◆ WHAT IS BEING ASKED
Find the lines with the string "text" and return them.

◆ GIVEN RECORDS
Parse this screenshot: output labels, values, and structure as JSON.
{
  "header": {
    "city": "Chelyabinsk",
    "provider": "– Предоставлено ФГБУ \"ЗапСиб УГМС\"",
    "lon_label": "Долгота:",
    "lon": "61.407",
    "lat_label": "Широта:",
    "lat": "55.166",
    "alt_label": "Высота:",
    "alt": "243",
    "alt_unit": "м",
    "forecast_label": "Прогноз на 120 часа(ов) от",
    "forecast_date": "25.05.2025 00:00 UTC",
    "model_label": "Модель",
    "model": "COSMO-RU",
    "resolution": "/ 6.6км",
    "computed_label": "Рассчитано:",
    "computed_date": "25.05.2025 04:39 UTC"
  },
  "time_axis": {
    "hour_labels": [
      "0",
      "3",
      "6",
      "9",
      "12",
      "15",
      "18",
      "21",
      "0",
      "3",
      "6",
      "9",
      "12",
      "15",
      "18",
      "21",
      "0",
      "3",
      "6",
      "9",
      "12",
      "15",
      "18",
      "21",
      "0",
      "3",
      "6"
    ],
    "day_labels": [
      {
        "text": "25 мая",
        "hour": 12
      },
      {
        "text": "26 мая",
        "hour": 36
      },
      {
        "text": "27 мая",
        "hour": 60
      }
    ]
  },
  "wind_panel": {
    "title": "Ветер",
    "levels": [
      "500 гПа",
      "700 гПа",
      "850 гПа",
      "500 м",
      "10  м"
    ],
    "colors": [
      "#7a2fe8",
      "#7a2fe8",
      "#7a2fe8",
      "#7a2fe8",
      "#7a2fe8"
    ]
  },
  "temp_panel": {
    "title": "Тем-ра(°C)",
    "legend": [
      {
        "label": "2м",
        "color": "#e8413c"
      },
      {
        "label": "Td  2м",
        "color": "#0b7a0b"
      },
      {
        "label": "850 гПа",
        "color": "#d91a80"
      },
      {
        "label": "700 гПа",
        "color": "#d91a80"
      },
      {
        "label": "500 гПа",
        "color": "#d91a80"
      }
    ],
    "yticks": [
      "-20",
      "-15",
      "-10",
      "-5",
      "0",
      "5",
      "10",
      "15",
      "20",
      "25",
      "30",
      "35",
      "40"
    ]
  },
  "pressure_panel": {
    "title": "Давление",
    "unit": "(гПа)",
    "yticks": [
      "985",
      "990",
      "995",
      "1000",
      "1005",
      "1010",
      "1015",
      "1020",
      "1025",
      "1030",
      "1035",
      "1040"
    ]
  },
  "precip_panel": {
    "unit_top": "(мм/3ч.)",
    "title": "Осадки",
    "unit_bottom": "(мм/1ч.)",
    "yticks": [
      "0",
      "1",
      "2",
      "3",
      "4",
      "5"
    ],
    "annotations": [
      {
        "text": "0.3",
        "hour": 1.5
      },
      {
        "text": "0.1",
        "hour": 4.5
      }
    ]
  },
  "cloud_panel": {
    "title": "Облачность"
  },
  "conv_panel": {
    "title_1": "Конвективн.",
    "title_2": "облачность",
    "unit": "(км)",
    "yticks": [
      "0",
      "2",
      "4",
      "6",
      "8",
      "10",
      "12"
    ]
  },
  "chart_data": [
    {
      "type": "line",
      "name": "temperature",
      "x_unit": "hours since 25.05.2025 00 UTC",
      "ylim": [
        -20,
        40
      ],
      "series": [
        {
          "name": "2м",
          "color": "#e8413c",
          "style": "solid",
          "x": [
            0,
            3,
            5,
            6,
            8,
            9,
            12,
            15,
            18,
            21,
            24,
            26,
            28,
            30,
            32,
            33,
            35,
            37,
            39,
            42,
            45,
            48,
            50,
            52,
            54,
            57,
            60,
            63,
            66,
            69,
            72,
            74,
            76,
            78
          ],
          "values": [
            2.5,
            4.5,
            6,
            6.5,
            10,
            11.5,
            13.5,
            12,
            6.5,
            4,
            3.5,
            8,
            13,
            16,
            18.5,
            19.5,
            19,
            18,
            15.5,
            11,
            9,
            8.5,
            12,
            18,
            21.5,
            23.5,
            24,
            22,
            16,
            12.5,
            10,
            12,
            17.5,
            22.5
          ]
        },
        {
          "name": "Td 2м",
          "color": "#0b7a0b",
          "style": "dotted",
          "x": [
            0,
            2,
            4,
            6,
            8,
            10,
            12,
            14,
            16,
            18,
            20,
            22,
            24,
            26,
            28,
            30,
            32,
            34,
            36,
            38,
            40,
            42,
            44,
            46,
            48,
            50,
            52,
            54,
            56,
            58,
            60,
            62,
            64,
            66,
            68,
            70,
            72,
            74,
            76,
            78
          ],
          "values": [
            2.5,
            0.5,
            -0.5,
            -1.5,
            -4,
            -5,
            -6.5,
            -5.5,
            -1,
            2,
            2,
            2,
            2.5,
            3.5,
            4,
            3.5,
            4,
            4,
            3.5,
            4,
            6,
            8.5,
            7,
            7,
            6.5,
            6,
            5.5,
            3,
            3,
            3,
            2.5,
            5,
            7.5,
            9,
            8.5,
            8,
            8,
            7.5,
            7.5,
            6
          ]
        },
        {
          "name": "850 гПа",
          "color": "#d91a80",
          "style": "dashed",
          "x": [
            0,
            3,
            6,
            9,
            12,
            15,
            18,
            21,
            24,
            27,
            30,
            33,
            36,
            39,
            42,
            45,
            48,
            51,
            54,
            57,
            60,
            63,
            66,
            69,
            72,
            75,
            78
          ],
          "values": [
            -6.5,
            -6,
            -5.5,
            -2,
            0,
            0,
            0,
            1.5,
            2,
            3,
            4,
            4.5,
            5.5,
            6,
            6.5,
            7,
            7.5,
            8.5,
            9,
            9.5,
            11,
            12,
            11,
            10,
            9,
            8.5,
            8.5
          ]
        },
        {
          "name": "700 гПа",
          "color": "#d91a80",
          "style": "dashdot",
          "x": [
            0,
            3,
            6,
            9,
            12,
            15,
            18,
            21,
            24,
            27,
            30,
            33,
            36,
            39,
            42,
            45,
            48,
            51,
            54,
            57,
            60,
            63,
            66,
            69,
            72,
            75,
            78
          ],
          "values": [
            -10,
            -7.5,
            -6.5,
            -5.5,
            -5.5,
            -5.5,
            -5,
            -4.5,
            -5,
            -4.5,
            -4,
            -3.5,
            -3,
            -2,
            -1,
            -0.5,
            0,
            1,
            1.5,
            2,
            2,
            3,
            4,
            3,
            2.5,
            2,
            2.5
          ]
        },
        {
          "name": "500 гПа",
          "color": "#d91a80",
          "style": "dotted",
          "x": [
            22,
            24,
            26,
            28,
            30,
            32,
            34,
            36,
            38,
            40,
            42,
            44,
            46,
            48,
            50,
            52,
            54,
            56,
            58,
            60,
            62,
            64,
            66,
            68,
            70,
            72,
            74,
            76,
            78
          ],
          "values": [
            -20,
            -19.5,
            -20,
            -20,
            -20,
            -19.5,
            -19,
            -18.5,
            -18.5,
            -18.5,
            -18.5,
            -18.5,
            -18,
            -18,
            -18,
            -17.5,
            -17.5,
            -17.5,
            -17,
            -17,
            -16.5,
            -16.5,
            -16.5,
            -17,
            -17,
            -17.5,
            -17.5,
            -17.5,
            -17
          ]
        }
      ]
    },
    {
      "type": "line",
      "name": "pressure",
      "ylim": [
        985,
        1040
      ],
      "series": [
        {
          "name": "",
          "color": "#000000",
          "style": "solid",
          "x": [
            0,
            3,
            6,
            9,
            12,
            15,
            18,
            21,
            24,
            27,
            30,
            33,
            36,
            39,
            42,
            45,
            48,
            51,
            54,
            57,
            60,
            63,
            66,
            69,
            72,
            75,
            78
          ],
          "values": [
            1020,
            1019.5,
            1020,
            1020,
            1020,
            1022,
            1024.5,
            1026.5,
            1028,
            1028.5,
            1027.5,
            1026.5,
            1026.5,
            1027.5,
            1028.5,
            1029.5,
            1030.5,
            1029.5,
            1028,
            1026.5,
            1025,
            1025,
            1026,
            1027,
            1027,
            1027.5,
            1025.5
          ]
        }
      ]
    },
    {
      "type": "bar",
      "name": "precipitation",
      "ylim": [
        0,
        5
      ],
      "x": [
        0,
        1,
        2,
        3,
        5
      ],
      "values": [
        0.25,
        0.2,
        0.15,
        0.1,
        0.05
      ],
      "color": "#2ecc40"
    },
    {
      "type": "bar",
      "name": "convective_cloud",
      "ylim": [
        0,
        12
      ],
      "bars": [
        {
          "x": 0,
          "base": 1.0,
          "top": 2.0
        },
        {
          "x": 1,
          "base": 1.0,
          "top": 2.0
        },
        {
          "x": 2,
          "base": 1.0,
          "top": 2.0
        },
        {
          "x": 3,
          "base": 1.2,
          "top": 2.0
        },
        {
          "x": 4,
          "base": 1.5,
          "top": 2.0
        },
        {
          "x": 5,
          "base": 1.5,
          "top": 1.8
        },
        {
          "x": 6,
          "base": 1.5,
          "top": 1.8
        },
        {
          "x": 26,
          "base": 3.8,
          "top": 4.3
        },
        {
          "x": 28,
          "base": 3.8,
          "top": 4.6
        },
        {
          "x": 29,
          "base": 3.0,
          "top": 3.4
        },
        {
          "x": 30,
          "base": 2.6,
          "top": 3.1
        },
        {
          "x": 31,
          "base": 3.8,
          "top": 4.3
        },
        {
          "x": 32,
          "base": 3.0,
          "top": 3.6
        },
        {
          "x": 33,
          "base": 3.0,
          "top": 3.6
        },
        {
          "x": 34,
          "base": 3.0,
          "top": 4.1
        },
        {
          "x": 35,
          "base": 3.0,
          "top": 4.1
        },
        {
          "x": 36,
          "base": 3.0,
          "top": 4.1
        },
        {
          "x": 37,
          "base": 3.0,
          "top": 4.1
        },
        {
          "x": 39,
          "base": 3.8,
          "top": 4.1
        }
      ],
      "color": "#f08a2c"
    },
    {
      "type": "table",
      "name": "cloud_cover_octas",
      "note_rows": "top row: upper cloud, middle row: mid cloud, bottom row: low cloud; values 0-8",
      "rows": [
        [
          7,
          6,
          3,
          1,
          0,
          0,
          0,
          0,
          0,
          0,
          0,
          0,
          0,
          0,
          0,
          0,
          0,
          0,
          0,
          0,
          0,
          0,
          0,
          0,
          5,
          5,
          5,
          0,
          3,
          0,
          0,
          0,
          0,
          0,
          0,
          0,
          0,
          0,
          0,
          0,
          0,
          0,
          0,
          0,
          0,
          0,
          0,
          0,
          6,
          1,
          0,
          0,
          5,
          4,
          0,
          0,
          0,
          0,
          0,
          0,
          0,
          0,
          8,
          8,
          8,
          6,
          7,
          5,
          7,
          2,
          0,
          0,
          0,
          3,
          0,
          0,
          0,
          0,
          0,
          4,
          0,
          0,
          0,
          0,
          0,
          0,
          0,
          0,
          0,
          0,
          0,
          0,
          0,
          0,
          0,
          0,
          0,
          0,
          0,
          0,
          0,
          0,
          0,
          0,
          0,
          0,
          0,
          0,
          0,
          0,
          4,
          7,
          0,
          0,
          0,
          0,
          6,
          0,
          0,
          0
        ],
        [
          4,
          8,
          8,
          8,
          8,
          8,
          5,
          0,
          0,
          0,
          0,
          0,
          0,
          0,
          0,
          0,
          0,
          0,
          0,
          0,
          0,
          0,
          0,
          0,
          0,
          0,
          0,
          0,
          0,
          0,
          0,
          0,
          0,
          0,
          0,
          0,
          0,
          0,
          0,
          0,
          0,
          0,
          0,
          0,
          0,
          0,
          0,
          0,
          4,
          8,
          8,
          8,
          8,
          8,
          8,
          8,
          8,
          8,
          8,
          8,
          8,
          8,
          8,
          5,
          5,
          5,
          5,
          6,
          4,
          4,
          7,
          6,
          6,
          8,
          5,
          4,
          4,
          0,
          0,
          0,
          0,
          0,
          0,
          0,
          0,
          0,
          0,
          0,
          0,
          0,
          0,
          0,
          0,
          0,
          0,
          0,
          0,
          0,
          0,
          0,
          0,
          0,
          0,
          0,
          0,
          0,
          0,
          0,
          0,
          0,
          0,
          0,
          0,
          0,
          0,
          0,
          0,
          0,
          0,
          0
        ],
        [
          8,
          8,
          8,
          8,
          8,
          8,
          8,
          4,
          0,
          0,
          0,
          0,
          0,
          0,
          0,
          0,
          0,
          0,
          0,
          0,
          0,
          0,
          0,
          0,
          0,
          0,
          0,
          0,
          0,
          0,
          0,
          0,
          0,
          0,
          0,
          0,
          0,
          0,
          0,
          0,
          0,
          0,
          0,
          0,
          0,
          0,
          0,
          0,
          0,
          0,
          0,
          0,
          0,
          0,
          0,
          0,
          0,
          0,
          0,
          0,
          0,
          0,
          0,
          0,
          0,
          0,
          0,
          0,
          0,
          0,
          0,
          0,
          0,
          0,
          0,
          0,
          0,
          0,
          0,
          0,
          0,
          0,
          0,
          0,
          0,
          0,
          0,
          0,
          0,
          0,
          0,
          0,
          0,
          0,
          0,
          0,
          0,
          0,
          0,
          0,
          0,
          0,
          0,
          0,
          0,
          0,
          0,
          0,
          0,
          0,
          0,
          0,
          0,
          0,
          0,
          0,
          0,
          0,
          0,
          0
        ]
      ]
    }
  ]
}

◆ EXERCISE SOLUTION
        "text": "25 мая",
        "text": "26 мая",
        "text": "27 мая",
        "text": "0.3",
        "text": "0.1",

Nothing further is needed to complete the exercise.